(Work instructions) Your task is to write out the complete listing exactly as it is shown.

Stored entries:

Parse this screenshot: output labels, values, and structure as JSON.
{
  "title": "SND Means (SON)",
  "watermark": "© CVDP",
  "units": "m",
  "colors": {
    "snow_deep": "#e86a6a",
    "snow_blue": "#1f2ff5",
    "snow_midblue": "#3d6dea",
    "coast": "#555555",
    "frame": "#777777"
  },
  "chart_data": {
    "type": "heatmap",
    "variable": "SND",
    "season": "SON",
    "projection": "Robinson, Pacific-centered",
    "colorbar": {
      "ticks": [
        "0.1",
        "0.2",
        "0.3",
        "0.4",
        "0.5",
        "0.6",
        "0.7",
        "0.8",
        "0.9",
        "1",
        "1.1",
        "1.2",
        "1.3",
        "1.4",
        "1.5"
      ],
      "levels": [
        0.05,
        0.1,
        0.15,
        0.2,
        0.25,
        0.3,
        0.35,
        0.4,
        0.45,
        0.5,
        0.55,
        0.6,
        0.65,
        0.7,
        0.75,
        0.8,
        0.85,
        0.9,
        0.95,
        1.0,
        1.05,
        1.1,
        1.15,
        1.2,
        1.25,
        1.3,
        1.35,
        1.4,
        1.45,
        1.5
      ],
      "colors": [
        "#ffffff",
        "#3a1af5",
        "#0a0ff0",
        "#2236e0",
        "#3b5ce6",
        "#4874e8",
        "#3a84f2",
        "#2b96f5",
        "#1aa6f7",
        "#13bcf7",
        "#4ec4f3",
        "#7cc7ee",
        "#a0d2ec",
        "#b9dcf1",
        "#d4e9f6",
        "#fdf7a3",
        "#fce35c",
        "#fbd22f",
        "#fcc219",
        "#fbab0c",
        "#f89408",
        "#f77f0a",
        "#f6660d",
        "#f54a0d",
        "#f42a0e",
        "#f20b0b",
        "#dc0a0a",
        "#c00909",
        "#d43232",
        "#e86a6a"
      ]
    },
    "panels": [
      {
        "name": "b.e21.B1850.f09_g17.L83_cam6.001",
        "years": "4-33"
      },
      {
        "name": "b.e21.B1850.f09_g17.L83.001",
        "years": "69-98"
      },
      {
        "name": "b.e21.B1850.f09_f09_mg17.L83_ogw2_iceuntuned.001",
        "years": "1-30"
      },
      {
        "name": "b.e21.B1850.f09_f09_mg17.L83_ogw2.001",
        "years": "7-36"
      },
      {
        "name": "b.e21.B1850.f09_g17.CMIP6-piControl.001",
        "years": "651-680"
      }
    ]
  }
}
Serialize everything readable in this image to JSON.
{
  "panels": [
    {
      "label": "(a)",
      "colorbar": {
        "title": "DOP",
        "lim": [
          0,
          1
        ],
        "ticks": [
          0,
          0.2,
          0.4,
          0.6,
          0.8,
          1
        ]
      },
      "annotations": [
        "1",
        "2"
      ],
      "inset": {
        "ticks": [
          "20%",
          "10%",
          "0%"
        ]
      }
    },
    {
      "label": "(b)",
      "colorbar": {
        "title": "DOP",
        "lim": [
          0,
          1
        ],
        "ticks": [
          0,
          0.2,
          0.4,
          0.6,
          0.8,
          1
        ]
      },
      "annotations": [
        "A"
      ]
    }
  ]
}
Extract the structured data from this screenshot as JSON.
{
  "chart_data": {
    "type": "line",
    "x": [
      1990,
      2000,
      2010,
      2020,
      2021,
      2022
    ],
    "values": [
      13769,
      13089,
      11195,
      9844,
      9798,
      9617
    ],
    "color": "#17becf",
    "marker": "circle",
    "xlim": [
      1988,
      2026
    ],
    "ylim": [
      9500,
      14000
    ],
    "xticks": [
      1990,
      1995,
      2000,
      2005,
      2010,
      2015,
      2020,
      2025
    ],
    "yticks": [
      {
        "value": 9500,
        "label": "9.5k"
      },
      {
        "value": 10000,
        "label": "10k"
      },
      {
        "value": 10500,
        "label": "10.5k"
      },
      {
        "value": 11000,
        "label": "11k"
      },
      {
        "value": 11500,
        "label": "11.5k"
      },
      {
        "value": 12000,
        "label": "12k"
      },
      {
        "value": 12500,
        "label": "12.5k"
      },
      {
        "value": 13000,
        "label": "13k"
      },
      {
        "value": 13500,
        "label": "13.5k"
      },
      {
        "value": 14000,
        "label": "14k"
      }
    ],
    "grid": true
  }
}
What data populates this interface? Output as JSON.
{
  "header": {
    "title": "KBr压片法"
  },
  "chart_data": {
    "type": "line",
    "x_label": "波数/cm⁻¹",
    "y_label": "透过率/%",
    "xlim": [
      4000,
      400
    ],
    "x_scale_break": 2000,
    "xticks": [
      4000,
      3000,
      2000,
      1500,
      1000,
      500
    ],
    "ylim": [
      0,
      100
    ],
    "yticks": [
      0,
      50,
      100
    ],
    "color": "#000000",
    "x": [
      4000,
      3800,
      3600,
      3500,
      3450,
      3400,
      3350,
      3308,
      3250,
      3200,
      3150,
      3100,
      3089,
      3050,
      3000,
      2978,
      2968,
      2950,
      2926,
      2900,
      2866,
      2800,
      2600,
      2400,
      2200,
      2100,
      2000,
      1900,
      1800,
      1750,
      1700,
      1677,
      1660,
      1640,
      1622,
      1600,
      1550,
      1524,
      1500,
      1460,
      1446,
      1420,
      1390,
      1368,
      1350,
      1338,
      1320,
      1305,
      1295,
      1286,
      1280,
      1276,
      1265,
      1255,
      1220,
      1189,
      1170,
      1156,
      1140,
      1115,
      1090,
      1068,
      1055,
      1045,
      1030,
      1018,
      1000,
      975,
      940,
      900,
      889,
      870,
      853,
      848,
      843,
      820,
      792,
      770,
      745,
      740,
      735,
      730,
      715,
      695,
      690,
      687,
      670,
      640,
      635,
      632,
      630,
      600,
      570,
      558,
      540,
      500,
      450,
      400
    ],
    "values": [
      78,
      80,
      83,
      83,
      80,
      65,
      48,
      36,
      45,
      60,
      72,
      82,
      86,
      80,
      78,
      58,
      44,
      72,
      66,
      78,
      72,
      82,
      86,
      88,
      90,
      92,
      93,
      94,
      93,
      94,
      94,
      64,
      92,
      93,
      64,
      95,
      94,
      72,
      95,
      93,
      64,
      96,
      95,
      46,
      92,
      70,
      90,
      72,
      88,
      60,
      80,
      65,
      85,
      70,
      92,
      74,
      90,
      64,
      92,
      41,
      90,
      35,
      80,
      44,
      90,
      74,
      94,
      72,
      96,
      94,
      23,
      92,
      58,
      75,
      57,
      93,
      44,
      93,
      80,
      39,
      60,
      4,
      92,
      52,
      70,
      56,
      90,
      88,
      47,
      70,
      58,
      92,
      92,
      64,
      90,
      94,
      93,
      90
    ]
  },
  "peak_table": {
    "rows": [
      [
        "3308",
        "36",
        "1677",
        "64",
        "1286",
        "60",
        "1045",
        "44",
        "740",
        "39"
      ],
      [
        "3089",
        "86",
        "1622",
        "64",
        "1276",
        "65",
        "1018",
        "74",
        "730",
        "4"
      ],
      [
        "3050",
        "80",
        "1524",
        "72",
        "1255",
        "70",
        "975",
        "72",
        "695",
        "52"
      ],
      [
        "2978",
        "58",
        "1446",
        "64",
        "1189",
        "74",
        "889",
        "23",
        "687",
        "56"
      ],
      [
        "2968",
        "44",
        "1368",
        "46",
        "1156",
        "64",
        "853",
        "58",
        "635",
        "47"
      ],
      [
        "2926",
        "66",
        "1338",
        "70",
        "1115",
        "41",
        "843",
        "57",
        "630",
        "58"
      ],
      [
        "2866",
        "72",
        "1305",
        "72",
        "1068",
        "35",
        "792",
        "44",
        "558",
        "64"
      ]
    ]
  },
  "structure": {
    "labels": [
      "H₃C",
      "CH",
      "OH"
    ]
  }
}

(Final result)
Parse this screenshot: output labels, values, and structure as JSON.
{
  "title": "SND Means (SON)",
  "watermark": "© CVDP",
  "units": "m",
  "colors": {
    "snow_deep": "#e86a6a",
    "snow_blue": "#1f2ff5",
    "snow_midblue": "#3d6dea",
    "coast": "#555555",
    "frame": "#777777"
  },
  "chart_data": {
    "type": "heatmap",
    "variable": "SND",
    "season": "SON",
    "projection": "Robinson, Pacific-centered",
    "colorbar": {
      "ticks": [
        "0.1",
        "0.2",
        "0.3",
        "0.4",
        "0.5",
        "0.6",
        "0.7",
        "0.8",
        "0.9",
        "1",
        "1.1",
        "1.2",
        "1.3",
        "1.4",
        "1.5"
      ],
      "levels": [
        0.05,
        0.1,
        0.15,
        0.2,
        0.25,
        0.3,
        0.35,
        0.4,
        0.45,
        0.5,
        0.55,
        0.6,
        0.65,
        0.7,
        0.75,
        0.8,
        0.85,
        0.9,
        0.95,
        1.0,
        1.05,
        1.1,
        1.15,
        1.2,
        1.25,
        1.3,
        1.35,
        1.4,
        1.45,
        1.5
      ],
      "colors": [
        "#ffffff",
        "#3a1af5",
        "#0a0ff0",
        "#2236e0",
        "#3b5ce6",
        "#4874e8",
        "#3a84f2",
        "#2b96f5",
        "#1aa6f7",
        "#13bcf7",
        "#4ec4f3",
        "#7cc7ee",
        "#a0d2ec",
        "#b9dcf1",
        "#d4e9f6",
        "#fdf7a3",
        "#fce35c",
        "#fbd22f",
        "#fcc219",
        "#fbab0c",
        "#f89408",
        "#f77f0a",
        "#f6660d",
        "#f54a0d",
        "#f42a0e",
        "#f20b0b",
        "#dc0a0a",
        "#c00909",
        "#d43232",
        "#e86a6a"
      ]
    },
    "panels": [
      {
        "name": "b.e21.B1850.f09_g17.L83_cam6.001",
        "years": "4-33"
      },
      {
        "name": "b.e21.B1850.f09_g17.L83.001",
        "years": "69-98"
      },
      {
        "name": "b.e21.B1850.f09_f09_mg17.L83_ogw2_iceuntuned.001",
        "years": "1-30"
      },
      {
        "name": "b.e21.B1850.f09_f09_mg17.L83_ogw2.001",
        "years": "7-36"
      },
      {
        "name": "b.e21.B1850.f09_g17.CMIP6-piControl.001",
        "years": "651-680"
      }
    ]
  }
}
Serialize everything readable in this image to JSON.
{
  "panels": [
    {
      "label": "(a)",
      "colorbar": {
        "title": "DOP",
        "lim": [
          0,
          1
        ],
        "ticks": [
          0,
          0.2,
          0.4,
          0.6,
          0.8,
          1
        ]
      },
      "annotations": [
        "1",
        "2"
      ],
      "inset": {
        "ticks": [
          "20%",
          "10%",
          "0%"
        ]
      }
    },
    {
      "label": "(b)",
      "colorbar": {
        "title": "DOP",
        "lim": [
          0,
          1
        ],
        "ticks": [
          0,
          0.2,
          0.4,
          0.6,
          0.8,
          1
        ]
      },
      "annotations": [
        "A"
      ]
    }
  ]
}
Extract the structured data from this screenshot as JSON.
{
  "chart_data": {
    "type": "line",
    "x": [
      1990,
      2000,
      2010,
      2020,
      2021,
      2022
    ],
    "values": [
      13769,
      13089,
      11195,
      9844,
      9798,
      9617
    ],
    "color": "#17becf",
    "marker": "circle",
    "xlim": [
      1988,
      2026
    ],
    "ylim": [
      9500,
      14000
    ],
    "xticks": [
      1990,
      1995,
      2000,
      2005,
      2010,
      2015,
      2020,
      2025
    ],
    "yticks": [
      {
        "value": 9500,
        "label": "9.5k"
      },
      {
        "value": 10000,
        "label": "10k"
      },
      {
        "value": 10500,
        "label": "10.5k"
      },
      {
        "value": 11000,
        "label": "11k"
      },
      {
        "value": 11500,
        "label": "11.5k"
      },
      {
        "value": 12000,
        "label": "12k"
      },
      {
        "value": 12500,
        "label": "12.5k"
      },
      {
        "value": 13000,
        "label": "13k"
      },
      {
        "value": 13500,
        "label": "13.5k"
      },
      {
        "value": 14000,
        "label": "14k"
      }
    ],
    "grid": true
  }
}
What data populates this interface? Output as JSON.
{
  "header": {
    "title": "KBr压片法"
  },
  "chart_data": {
    "type": "line",
    "x_label": "波数/cm⁻¹",
    "y_label": "透过率/%",
    "xlim": [
      4000,
      400
    ],
    "x_scale_break": 2000,
    "xticks": [
      4000,
      3000,
      2000,
      1500,
      1000,
      500
    ],
    "ylim": [
      0,
      100
    ],
    "yticks": [
      0,
      50,
      100
    ],
    "color": "#000000",
    "x": [
      4000,
      3800,
      3600,
      3500,
      3450,
      3400,
      3350,
      3308,
      3250,
      3200,
      3150,
      3100,
      3089,
      3050,
      3000,
      2978,
      2968,
      2950,
      2926,
      2900,
      2866,
      2800,
      2600,
      2400,
      2200,
      2100,
      2000,
      1900,
      1800,
      1750,
      1700,
      1677,
      1660,
      1640,
      1622,
      1600,
      1550,
      1524,
      1500,
      1460,
      1446,
      1420,
      1390,
      1368,
      1350,
      1338,
      1320,
      1305,
      1295,
      1286,
      1280,
      1276,
      1265,
      1255,
      1220,
      1189,
      1170,
      1156,
      1140,
      1115,
      1090,
      1068,
      1055,
      1045,
      1030,
      1018,
      1000,
      975,
      940,
      900,
      889,
      870,
      853,
      848,
      843,
      820,
      792,
      770,
      745,
      740,
      735,
      730,
      715,
      695,
      690,
      687,
      670,
      640,
      635,
      632,
      630,
      600,
      570,
      558,
      540,
      500,
      450,
      400
    ],
    "values": [
      78,
      80,
      83,
      83,
      80,
      65,
      48,
      36,
      45,
      60,
      72,
      82,
      86,
      80,
      78,
      58,
      44,
      72,
      66,
      78,
      72,
      82,
      86,
      88,
      90,
      92,
      93,
      94,
      93,
      94,
      94,
      64,
      92,
      93,
      64,
      95,
      94,
      72,
      95,
      93,
      64,
      96,
      95,
      46,
      92,
      70,
      90,
      72,
      88,
      60,
      80,
      65,
      85,
      70,
      92,
      74,
      90,
      64,
      92,
      41,
      90,
      35,
      80,
      44,
      90,
      74,
      94,
      72,
      96,
      94,
      23,
      92,
      58,
      75,
      57,
      93,
      44,
      93,
      80,
      39,
      60,
      4,
      92,
      52,
      70,
      56,
      90,
      88,
      47,
      70,
      58,
      92,
      92,
      64,
      90,
      94,
      93,
      90
    ]
  },
  "peak_table": {
    "rows": [
      [
        "3308",
        "36",
        "1677",
        "64",
        "1286",
        "60",
        "1045",
        "44",
        "740",
        "39"
      ],
      [
        "3089",
        "86",
        "1622",
        "64",
        "1276",
        "65",
        "1018",
        "74",
        "730",
        "4"
      ],
      [
        "3050",
        "80",
        "1524",
        "72",
        "1255",
        "70",
        "975",
        "72",
        "695",
        "52"
      ],
      [
        "2978",
        "58",
        "1446",
        "64",
        "1189",
        "74",
        "889",
        "23",
        "687",
        "56"
      ],
      [
        "2968",
        "44",
        "1368",
        "46",
        "1156",
        "64",
        "853",
        "58",
        "635",
        "47"
      ],
      [
        "2926",
        "66",
        "1338",
        "70",
        "1115",
        "41",
        "843",
        "57",
        "630",
        "58"
      ],
      [
        "2866",
        "72",
        "1305",
        "72",
        "1068",
        "35",
        "792",
        "44",
        "558",
        "64"
      ]
    ]
  },
  "structure": {
    "labels": [
      "H₃C",
      "CH",
      "OH"
    ]
  }
}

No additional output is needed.